__DATA SHOWN__
--- START ---
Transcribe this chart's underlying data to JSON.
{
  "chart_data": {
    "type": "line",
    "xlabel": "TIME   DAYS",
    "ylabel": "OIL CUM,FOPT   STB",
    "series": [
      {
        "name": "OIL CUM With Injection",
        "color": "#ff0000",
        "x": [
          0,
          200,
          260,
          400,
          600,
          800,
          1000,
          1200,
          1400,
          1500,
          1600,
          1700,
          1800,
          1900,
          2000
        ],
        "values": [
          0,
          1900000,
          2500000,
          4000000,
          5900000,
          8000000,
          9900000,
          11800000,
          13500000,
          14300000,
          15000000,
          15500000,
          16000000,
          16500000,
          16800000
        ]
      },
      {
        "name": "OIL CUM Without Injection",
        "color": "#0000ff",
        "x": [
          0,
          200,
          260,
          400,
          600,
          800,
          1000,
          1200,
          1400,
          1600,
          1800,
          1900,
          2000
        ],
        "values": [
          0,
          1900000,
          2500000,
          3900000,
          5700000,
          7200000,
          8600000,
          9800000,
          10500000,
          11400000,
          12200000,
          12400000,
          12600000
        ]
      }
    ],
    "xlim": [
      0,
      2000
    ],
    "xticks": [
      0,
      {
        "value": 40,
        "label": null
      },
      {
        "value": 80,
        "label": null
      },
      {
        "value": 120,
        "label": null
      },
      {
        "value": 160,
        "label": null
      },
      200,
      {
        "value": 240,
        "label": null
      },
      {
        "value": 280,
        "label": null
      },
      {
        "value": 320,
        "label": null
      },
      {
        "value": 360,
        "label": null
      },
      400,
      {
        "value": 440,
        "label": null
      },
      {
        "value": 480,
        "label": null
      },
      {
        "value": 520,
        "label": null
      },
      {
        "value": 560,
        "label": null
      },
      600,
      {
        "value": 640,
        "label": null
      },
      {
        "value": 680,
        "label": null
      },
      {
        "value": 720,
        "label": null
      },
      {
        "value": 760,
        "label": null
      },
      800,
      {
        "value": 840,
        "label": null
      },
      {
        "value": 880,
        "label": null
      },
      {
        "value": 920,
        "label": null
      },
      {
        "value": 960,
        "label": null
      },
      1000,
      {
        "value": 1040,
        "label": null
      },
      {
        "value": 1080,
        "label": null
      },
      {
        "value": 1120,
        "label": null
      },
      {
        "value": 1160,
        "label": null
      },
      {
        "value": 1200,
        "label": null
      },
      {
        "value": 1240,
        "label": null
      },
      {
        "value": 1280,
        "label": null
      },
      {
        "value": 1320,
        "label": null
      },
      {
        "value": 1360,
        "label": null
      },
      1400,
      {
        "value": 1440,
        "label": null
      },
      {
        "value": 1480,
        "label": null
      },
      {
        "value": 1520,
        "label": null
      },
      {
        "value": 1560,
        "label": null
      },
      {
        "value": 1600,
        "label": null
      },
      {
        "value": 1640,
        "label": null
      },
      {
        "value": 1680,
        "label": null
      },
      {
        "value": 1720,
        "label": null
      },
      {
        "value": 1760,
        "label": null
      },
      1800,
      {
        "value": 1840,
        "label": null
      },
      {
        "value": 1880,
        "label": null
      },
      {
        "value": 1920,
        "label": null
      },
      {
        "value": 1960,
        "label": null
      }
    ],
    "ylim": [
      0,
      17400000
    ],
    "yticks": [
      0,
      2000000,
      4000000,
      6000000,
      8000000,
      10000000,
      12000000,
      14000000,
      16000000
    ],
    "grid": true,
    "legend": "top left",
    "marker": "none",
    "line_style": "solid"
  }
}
--- END ---
__WHAT THIS TASK INVOLVES__
Give back the data above exactly as it appears.

__ANSWER TO THE PROBLEM__
Transcribe this chart's underlying data to JSON.
{
  "chart_data": {
    "type": "line",
    "xlabel": "TIME   DAYS",
    "ylabel": "OIL CUM,FOPT   STB",
    "series": [
      {
        "name": "OIL CUM With Injection",
        "color": "#ff0000",
        "x": [
          0,
          200,
          260,
          400,
          600,
          800,
          1000,
          1200,
          1400,
          1500,
          1600,
          1700,
          1800,
          1900,
          2000
        ],
        "values": [
          0,
          1900000,
          2500000,
          4000000,
          5900000,
          8000000,
          9900000,
          11800000,
          13500000,
          14300000,
          15000000,
          15500000,
          16000000,
          16500000,
          16800000
        ]
      },
      {
        "name": "OIL CUM Without Injection",
        "color": "#0000ff",
        "x": [
          0,
          200,
          260,
          400,
          600,
          800,
          1000,
          1200,
          1400,
          1600,
          1800,
          1900,
          2000
        ],
        "values": [
          0,
          1900000,
          2500000,
          3900000,
          5700000,
          7200000,
          8600000,
          9800000,
          10500000,
          11400000,
          12200000,
          12400000,
          12600000
        ]
      }
    ],
    "xlim": [
      0,
      2000
    ],
    "xticks": [
      0,
      {
        "value": 40,
        "label": null
      },
      {
        "value": 80,
        "label": null
      },
      {
        "value": 120,
        "label": null
      },
      {
        "value": 160,
        "label": null
      },
      200,
      {
        "value": 240,
        "label": null
      },
      {
        "value": 280,
        "label": null
      },
      {
        "value": 320,
        "label": null
      },
      {
        "value": 360,
        "label": null
      },
      400,
      {
        "value": 440,
        "label": null
      },
      {
        "value": 480,
        "label": null
      },
      {
        "value": 520,
        "label": null
      },
      {
        "value": 560,
        "label": null
      },
      600,
      {
        "value": 640,
        "label": null
      },
      {
        "value": 680,
        "label": null
      },
      {
        "value": 720,
        "label": null
      },
      {
        "value": 760,
        "label": null
      },
      800,
      {
        "value": 840,
        "label": null
      },
      {
        "value": 880,
        "label": null
      },
      {
        "value": 920,
        "label": null
      },
      {
        "value": 960,
        "label": null
      },
      1000,
      {
        "value": 1040,
        "label": null
      },
      {
        "value": 1080,
        "label": null
      },
      {
        "value": 1120,
        "label": null
      },
      {
        "value": 1160,
        "label": null
      },
      {
        "value": 1200,
        "label": null
      },
      {
        "value": 1240,
        "label": null
      },
      {
        "value": 1280,
        "label": null
      },
      {
        "value": 1320,
        "label": null
      },
      {
        "value": 1360,
        "label": null
      },
      1400,
      {
        "value": 1440,
        "label": null
      },
      {
        "value": 1480,
        "label": null
      },
      {
        "value": 1520,
        "label": null
      },
      {
        "value": 1560,
        "label": null
      },
      {
        "value": 1600,
        "label": null
      },
      {
        "value": 1640,
        "label": null
      },
      {
        "value": 1680,
        "label": null
      },
      {
        "value": 1720,
        "label": null
      },
      {
        "value": 1760,
        "label": null
      },
      1800,
      {
        "value": 1840,
        "label": null
      },
      {
        "value": 1880,
        "label": null
      },
      {
        "value": 1920,
        "label": null
      },
      {
        "value": 1960,
        "label": null
      }
    ],
    "ylim": [
      0,
      17400000
    ],
    "yticks": [
      0,
      2000000,
      4000000,
      6000000,
      8000000,
      10000000,
      12000000,
      14000000,
      16000000
    ],
    "grid": true,
    "legend": "top left",
    "marker": "none",
    "line_style": "solid"
  }
}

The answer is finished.